> [TASK REQUIREMENTS]
• a. Reproduce the stretch from "Posted on 2012-04-04" through "the best approach/query." in the forum post on querying a table with a clustered composite primary key.
• b. Supply the next part of the forum post on querying a table with a clustered composite primary key, starting after its final sentence.

> [EXCERPT PROVIDED]
Solved

How do I figure out the most efficient SQL query for a table with a clustered composite primary key?

Posted on 2012-04-04
8
359 Views
Last Modified: 2012-04-13
Hi:

I'm taking a class in SQL and am a relative newbie in the area of constructing high performing SQL queries against large data sets. I'm currently looking at a problem that I'm having difficulty figuring out the best approach/query.

Consider the following:

There is a table defined as:
======================
CREATE TABLE [Foo](
      [load_id]                         [int]             NOT NULL,
      [master_id]       [varchar](20)       NOT NULL,
      [group_id]       [varchar](20)       NOT NULL,
      [section_id]       [varchar](20)       NOT NULL,
      [datetime_stamp]    [datetime]       NULL
      [... other data columns ...]
)
 CONSTRAINT [pk_Foo] PRIMARY KEY CLUSTERED
(      [load_id] ASC,
      [master_cd] ASC,
      [group_id] ASC,
      [section_id] ASC
)


This is a big table with N million records
The table gets appended with new data multiple times a day.

Every time new records get appended to the table, approximately 32K records are added.

> [SOURCE EXCERPT]
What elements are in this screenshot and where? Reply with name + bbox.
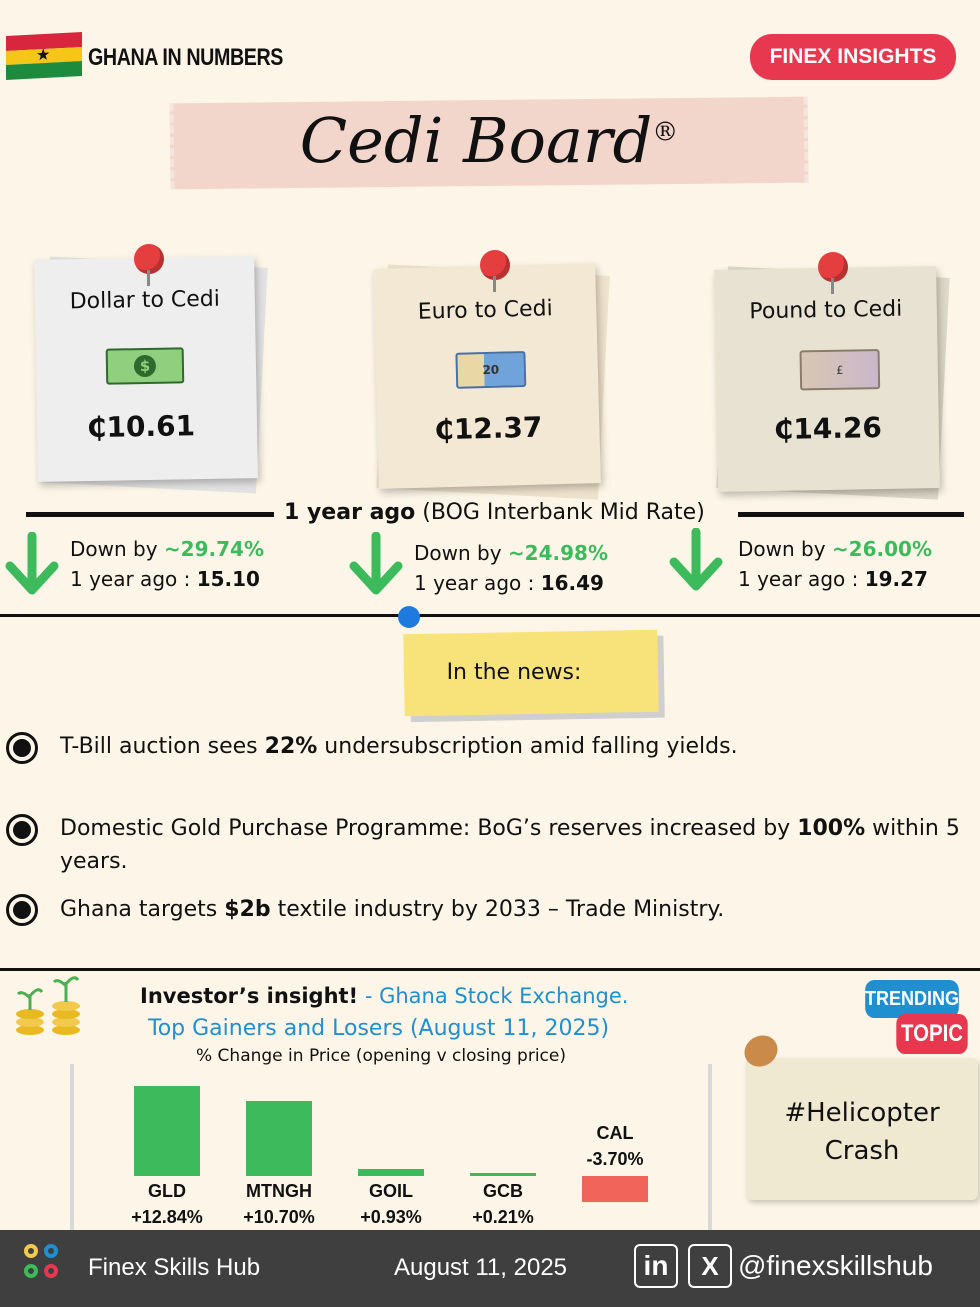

> [FINAL RESULTS]
• a.
Posted on 2012-04-04
8
359 Views
Last Modified: 2012-04-13
Hi:

I'm taking a class in SQL and am a relative newbie in the area of constructing high performing SQL queries against large data sets. I'm currently looking at a problem that I'm having difficulty figuring out the best approach/query.

• b.
All 32K records have the same load_id.

The load_id is incremented by one each time we load a batch of 32K records
(the 1st 32K entries have load_id=1, the next 32K has load_id=2, etc...).

The datetime_stamp field shows the time at which the entries
were loaded and is the same for all 32K entries in a single load.  

==========================================================================
==========================================================================
Q::What's the most efficient way to return the 1st of Foos for the current day?
==========================================================================
==========================================================================


For Example:
===========
Today, records were loaded into this table at 9am, 12pm and 3pm.  
At 5pm today we want to know what foos were loaded at 9am since that is the first load that occurred today.  
For any given day, there can be different number of loads and the times that the loads occur will vary.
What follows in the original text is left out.